What you are asked to do | Determine how many lines below hold the string "this". Reply with the number alone.

— Start Input —

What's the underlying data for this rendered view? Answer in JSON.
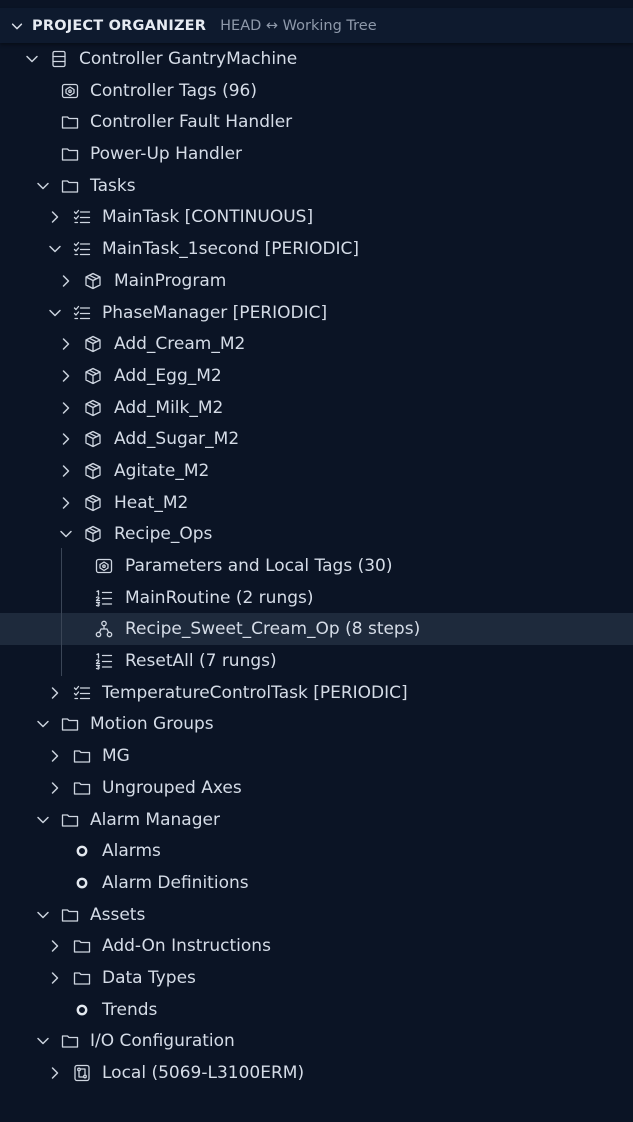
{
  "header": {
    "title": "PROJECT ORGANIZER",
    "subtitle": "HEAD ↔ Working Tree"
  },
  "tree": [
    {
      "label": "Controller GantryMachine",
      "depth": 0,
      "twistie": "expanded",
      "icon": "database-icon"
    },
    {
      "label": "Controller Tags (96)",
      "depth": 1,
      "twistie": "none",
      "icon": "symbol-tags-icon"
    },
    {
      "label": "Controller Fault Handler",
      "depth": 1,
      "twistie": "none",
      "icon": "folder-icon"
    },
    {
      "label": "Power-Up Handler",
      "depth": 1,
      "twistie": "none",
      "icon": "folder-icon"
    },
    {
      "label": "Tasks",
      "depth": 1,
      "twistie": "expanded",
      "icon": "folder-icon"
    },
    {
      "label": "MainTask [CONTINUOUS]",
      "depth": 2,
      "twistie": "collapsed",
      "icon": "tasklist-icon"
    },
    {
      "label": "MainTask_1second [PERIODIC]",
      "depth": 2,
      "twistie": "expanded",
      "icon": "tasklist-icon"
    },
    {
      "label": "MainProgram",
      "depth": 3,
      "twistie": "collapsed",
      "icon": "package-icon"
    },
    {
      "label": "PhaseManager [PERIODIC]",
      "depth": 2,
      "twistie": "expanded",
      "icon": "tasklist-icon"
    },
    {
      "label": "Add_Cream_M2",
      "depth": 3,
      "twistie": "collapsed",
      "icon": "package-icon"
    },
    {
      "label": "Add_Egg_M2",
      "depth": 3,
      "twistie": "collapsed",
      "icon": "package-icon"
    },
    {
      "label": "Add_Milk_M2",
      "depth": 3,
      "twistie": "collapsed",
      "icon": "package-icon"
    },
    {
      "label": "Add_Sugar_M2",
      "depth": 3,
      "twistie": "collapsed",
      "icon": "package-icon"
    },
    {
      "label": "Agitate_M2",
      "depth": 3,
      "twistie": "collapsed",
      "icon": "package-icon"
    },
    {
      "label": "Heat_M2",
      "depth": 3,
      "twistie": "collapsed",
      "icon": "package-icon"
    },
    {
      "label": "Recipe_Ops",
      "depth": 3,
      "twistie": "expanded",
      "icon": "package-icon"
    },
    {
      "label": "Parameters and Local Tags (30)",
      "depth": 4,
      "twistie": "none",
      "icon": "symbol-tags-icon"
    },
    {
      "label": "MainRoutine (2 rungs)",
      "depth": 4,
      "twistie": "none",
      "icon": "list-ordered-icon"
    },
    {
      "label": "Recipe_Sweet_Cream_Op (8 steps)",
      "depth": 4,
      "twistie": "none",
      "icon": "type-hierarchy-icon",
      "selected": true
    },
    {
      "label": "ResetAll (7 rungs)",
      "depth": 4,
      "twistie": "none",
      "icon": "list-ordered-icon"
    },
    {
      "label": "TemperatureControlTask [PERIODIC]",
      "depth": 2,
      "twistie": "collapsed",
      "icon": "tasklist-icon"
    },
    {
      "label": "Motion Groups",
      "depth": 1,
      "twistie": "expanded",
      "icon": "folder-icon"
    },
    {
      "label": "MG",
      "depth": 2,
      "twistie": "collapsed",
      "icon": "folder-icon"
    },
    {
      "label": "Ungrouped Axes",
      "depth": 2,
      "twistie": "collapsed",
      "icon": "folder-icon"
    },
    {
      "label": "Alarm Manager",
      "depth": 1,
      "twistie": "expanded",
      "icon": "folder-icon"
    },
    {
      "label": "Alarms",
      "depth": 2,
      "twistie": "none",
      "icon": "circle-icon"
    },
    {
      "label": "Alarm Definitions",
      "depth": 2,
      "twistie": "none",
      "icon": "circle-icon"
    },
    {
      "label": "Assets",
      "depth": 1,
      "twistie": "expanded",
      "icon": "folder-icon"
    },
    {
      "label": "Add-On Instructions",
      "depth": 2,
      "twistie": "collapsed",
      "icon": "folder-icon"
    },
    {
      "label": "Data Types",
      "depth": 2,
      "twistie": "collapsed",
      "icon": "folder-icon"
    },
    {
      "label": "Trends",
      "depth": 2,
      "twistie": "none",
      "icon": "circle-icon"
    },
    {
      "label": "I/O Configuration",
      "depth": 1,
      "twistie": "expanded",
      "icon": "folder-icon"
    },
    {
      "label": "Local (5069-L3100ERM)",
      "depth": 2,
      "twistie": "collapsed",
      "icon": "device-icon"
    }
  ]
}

— End Input —
— Start Input —

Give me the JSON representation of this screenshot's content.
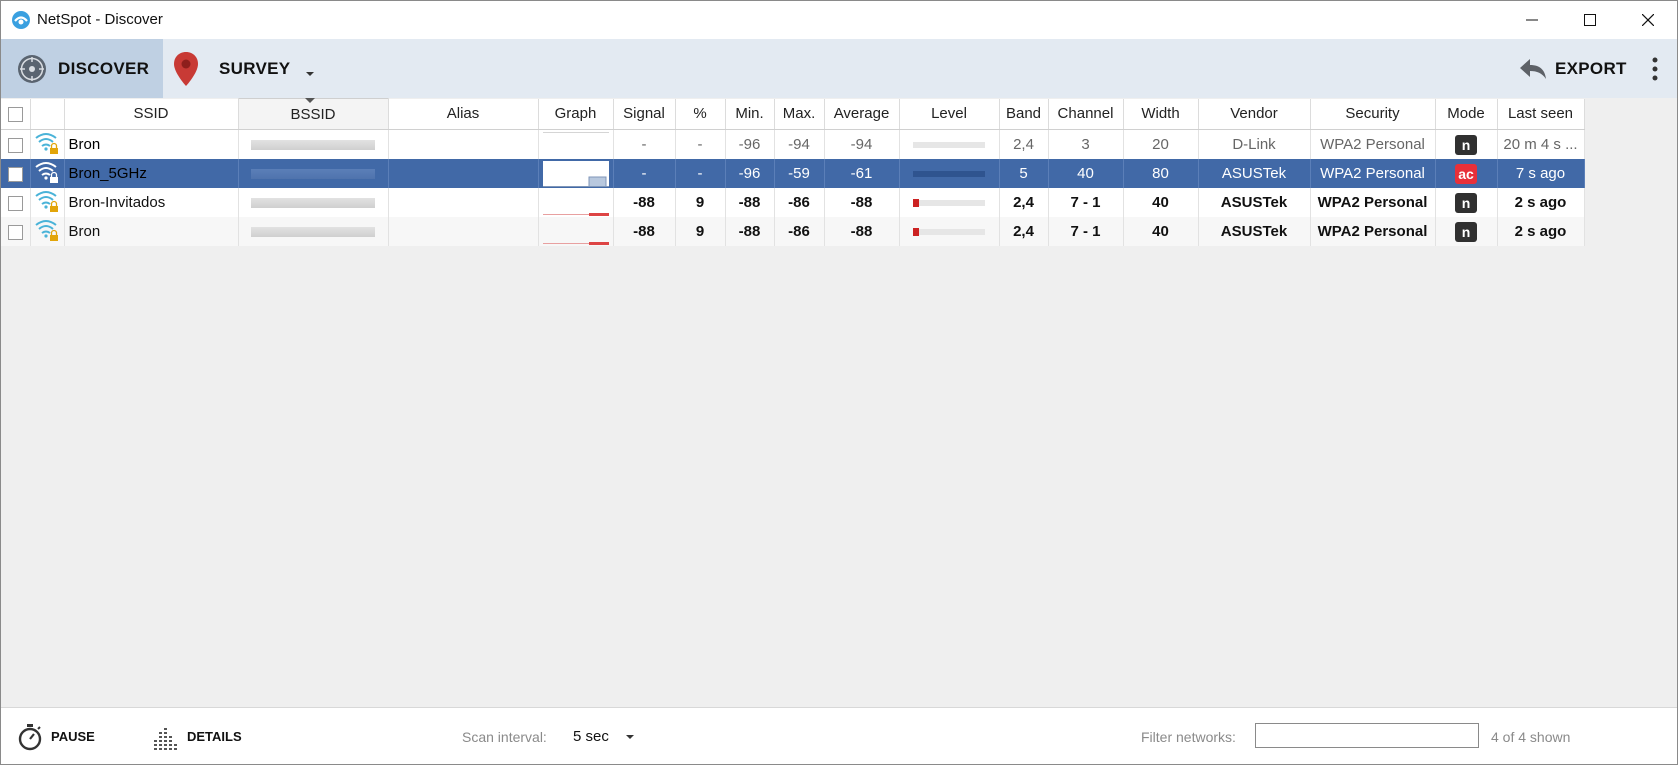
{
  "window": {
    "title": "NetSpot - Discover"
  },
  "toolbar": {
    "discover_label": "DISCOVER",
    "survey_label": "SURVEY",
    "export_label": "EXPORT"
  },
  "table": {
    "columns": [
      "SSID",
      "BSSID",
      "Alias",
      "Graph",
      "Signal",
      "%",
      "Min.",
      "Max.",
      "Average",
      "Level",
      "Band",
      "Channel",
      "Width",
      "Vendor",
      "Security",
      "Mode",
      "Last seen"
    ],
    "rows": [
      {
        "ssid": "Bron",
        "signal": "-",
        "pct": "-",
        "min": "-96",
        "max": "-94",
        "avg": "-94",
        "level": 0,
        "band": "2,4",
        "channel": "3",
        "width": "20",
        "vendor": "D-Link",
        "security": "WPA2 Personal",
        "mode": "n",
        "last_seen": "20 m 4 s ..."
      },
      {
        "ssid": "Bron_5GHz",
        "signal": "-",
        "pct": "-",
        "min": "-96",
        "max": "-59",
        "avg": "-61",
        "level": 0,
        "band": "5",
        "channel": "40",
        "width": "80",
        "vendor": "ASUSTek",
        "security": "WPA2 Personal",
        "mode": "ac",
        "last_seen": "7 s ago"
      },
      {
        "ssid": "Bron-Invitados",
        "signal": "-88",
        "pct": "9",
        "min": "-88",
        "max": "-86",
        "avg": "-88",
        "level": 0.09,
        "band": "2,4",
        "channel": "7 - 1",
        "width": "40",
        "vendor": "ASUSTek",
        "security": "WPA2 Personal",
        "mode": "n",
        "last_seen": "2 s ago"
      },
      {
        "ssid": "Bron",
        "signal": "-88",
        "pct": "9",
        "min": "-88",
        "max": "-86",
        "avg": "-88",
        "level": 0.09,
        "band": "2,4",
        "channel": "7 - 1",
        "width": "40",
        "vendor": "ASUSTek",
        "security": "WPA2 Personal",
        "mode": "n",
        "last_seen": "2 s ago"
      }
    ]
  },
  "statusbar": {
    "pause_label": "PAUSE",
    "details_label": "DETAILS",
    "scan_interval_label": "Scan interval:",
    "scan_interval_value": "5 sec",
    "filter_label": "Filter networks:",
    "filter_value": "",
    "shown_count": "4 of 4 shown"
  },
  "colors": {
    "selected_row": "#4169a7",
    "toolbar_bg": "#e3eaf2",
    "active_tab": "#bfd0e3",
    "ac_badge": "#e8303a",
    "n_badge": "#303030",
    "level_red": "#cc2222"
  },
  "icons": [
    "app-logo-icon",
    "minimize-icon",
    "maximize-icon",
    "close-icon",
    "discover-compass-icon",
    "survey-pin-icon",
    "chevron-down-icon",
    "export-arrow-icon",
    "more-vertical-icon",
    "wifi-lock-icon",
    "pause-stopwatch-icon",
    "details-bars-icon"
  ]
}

— End Input —

Exercise solution | 2